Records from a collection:

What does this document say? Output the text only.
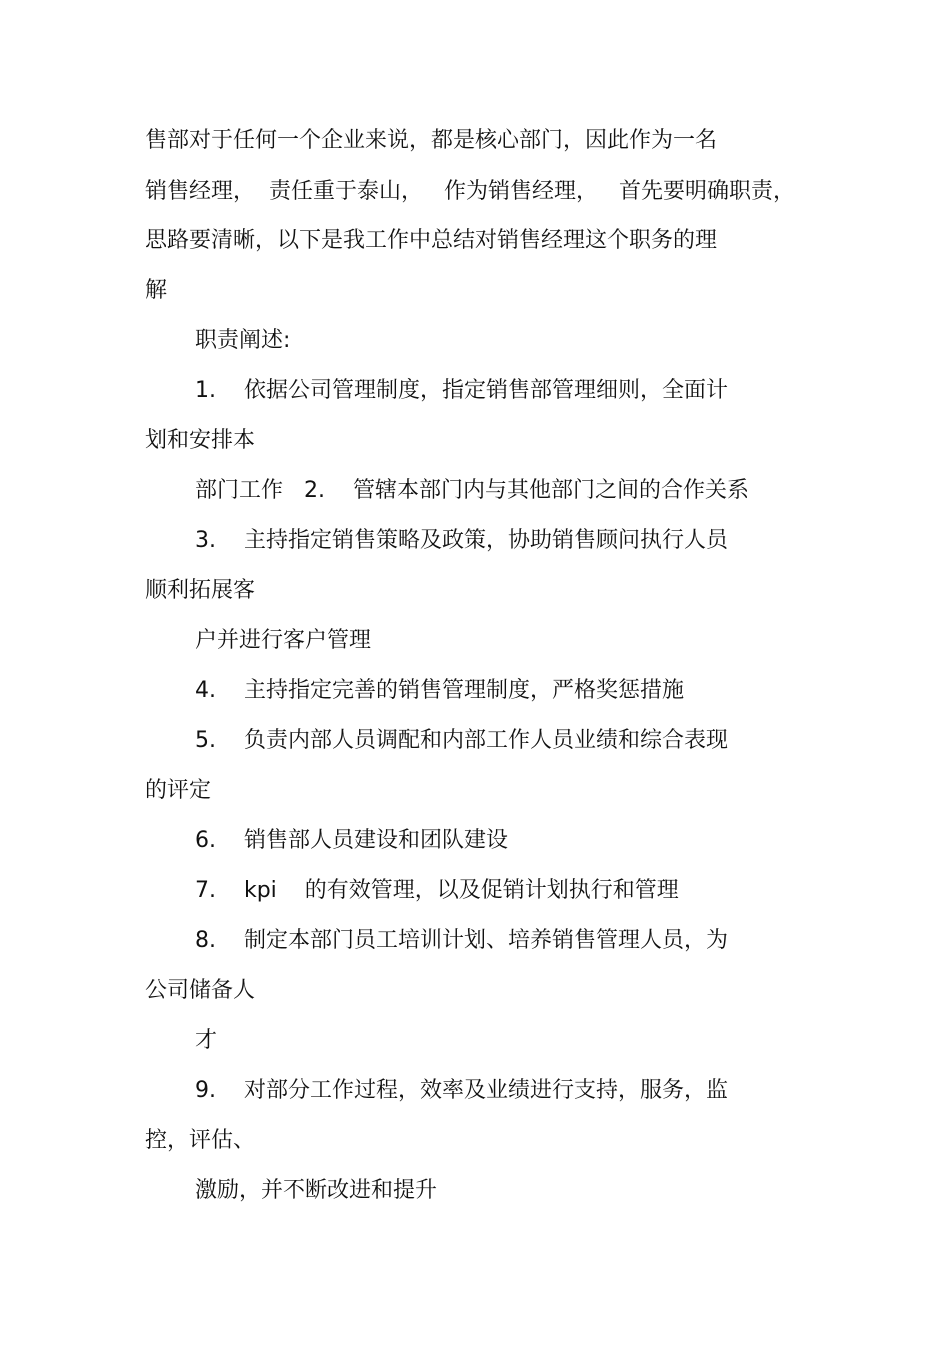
售部对于任何一个企业来说，都是核心部门，因此作为一名
销售经理，  责任重于泰山，   作为销售经理，   首先要明确职责，
思路要清晰，以下是我工作中总结对销售经理这个职务的理
解
职责阐述:
1.    依据公司管理制度，指定销售部管理细则，全面计
划和安排本
部门工作   2.    管辖本部门内与其他部门之间的合作关系
3.    主持指定销售策略及政策，协助销售顾问执行人员
顺利拓展客
户并进行客户管理
4.    主持指定完善的销售管理制度，严格奖惩措施
5.    负责内部人员调配和内部工作人员业绩和综合表现
的评定
6.    销售部人员建设和团队建设
7.    kpi    的有效管理，以及促销计划执行和管理
8.    制定本部门员工培训计划、培养销售管理人员，为
公司储备人
才
9.    对部分工作过程，效率及业绩进行支持，服务，监
控，评估、
激励，并不断改进和提升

(GIVEN INSTRUCTION):
Copy each line exactly, and leave the pictures out of your copy.

(ANSWER TO THE PROBLEM):
What does this document say? Output the text only.
售部对于任何一个企业来说，都是核心部门，因此作为一名
销售经理，  责任重于泰山，   作为销售经理，   首先要明确职责，
思路要清晰，以下是我工作中总结对销售经理这个职务的理
解
职责阐述:
1.    依据公司管理制度，指定销售部管理细则，全面计
划和安排本
部门工作   2.    管辖本部门内与其他部门之间的合作关系
3.    主持指定销售策略及政策，协助销售顾问执行人员
顺利拓展客
户并进行客户管理
4.    主持指定完善的销售管理制度，严格奖惩措施
5.    负责内部人员调配和内部工作人员业绩和综合表现
的评定
6.    销售部人员建设和团队建设
7.    kpi    的有效管理，以及促销计划执行和管理
8.    制定本部门员工培训计划、培养销售管理人员，为
公司储备人
才
9.    对部分工作过程，效率及业绩进行支持，服务，监
控，评估、
激励，并不断改进和提升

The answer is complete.